### INPUT MATERIAL

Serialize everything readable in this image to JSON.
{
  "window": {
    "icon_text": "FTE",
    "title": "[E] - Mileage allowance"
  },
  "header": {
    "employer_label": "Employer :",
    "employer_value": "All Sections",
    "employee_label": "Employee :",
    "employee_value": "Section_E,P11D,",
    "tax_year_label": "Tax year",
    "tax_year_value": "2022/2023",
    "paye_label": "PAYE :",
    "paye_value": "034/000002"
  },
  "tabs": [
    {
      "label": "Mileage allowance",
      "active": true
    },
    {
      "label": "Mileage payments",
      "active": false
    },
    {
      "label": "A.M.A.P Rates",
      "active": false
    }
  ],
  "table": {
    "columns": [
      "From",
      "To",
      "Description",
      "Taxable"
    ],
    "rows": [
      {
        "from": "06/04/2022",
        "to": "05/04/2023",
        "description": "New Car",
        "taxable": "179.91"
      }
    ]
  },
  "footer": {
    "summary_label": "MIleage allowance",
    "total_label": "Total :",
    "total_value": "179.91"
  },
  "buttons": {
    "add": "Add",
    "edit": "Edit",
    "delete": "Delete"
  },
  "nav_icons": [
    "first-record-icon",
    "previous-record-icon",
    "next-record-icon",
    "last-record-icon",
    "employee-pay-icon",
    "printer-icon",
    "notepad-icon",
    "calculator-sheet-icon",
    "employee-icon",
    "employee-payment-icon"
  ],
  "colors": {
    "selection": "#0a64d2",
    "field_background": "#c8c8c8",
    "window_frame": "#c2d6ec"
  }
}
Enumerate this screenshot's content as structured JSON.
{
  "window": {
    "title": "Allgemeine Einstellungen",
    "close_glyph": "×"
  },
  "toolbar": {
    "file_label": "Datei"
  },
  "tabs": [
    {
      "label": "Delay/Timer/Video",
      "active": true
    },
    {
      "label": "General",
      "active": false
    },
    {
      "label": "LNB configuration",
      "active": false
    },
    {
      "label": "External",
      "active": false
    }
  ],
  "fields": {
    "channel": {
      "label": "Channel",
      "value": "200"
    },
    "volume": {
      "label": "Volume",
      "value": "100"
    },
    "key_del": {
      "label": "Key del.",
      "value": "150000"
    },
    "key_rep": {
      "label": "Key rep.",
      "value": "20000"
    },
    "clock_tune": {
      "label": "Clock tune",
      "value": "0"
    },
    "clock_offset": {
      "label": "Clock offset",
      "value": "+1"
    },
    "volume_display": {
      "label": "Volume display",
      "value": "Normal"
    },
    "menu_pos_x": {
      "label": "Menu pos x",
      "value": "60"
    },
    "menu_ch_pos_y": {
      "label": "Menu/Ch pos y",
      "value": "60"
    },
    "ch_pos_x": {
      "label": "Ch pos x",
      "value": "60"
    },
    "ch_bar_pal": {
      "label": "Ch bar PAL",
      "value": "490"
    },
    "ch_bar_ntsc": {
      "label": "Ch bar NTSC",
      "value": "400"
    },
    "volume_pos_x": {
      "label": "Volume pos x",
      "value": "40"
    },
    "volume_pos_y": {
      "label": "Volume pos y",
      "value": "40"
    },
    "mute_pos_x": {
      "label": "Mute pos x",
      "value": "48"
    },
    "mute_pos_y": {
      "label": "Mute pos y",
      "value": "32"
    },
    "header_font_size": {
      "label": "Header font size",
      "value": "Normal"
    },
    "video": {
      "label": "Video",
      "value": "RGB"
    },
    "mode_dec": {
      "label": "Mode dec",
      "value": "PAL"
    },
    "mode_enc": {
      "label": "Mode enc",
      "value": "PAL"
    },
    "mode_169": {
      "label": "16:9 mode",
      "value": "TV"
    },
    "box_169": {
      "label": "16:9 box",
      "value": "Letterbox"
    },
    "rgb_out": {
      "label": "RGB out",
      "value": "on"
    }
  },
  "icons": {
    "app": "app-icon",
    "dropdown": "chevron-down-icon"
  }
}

######

> **PROBLEM TO SOLVE**
Repeat the entries shown above, every one, word for word.

> **ANSWER IN FULL**
Serialize everything readable in this image to JSON.
{
  "window": {
    "icon_text": "FTE",
    "title": "[E] - Mileage allowance"
  },
  "header": {
    "employer_label": "Employer :",
    "employer_value": "All Sections",
    "employee_label": "Employee :",
    "employee_value": "Section_E,P11D,",
    "tax_year_label": "Tax year",
    "tax_year_value": "2022/2023",
    "paye_label": "PAYE :",
    "paye_value": "034/000002"
  },
  "tabs": [
    {
      "label": "Mileage allowance",
      "active": true
    },
    {
      "label": "Mileage payments",
      "active": false
    },
    {
      "label": "A.M.A.P Rates",
      "active": false
    }
  ],
  "table": {
    "columns": [
      "From",
      "To",
      "Description",
      "Taxable"
    ],
    "rows": [
      {
        "from": "06/04/2022",
        "to": "05/04/2023",
        "description": "New Car",
        "taxable": "179.91"
      }
    ]
  },
  "footer": {
    "summary_label": "MIleage allowance",
    "total_label": "Total :",
    "total_value": "179.91"
  },
  "buttons": {
    "add": "Add",
    "edit": "Edit",
    "delete": "Delete"
  },
  "nav_icons": [
    "first-record-icon",
    "previous-record-icon",
    "next-record-icon",
    "last-record-icon",
    "employee-pay-icon",
    "printer-icon",
    "notepad-icon",
    "calculator-sheet-icon",
    "employee-icon",
    "employee-payment-icon"
  ],
  "colors": {
    "selection": "#0a64d2",
    "field_background": "#c8c8c8",
    "window_frame": "#c2d6ec"
  }
}
Enumerate this screenshot's content as structured JSON.
{
  "window": {
    "title": "Allgemeine Einstellungen",
    "close_glyph": "×"
  },
  "toolbar": {
    "file_label": "Datei"
  },
  "tabs": [
    {
      "label": "Delay/Timer/Video",
      "active": true
    },
    {
      "label": "General",
      "active": false
    },
    {
      "label": "LNB configuration",
      "active": false
    },
    {
      "label": "External",
      "active": false
    }
  ],
  "fields": {
    "channel": {
      "label": "Channel",
      "value": "200"
    },
    "volume": {
      "label": "Volume",
      "value": "100"
    },
    "key_del": {
      "label": "Key del.",
      "value": "150000"
    },
    "key_rep": {
      "label": "Key rep.",
      "value": "20000"
    },
    "clock_tune": {
      "label": "Clock tune",
      "value": "0"
    },
    "clock_offset": {
      "label": "Clock offset",
      "value": "+1"
    },
    "volume_display": {
      "label": "Volume display",
      "value": "Normal"
    },
    "menu_pos_x": {
      "label": "Menu pos x",
      "value": "60"
    },
    "menu_ch_pos_y": {
      "label": "Menu/Ch pos y",
      "value": "60"
    },
    "ch_pos_x": {
      "label": "Ch pos x",
      "value": "60"
    },
    "ch_bar_pal": {
      "label": "Ch bar PAL",
      "value": "490"
    },
    "ch_bar_ntsc": {
      "label": "Ch bar NTSC",
      "value": "400"
    },
    "volume_pos_x": {
      "label": "Volume pos x",
      "value": "40"
    },
    "volume_pos_y": {
      "label": "Volume pos y",
      "value": "40"
    },
    "mute_pos_x": {
      "label": "Mute pos x",
      "value": "48"
    },
    "mute_pos_y": {
      "label": "Mute pos y",
      "value": "32"
    },
    "header_font_size": {
      "label": "Header font size",
      "value": "Normal"
    },
    "video": {
      "label": "Video",
      "value": "RGB"
    },
    "mode_dec": {
      "label": "Mode dec",
      "value": "PAL"
    },
    "mode_enc": {
      "label": "Mode enc",
      "value": "PAL"
    },
    "mode_169": {
      "label": "16:9 mode",
      "value": "TV"
    },
    "box_169": {
      "label": "16:9 box",
      "value": "Letterbox"
    },
    "rgb_out": {
      "label": "RGB out",
      "value": "on"
    }
  },
  "icons": {
    "app": "app-icon",
    "dropdown": "chevron-down-icon"
  }
}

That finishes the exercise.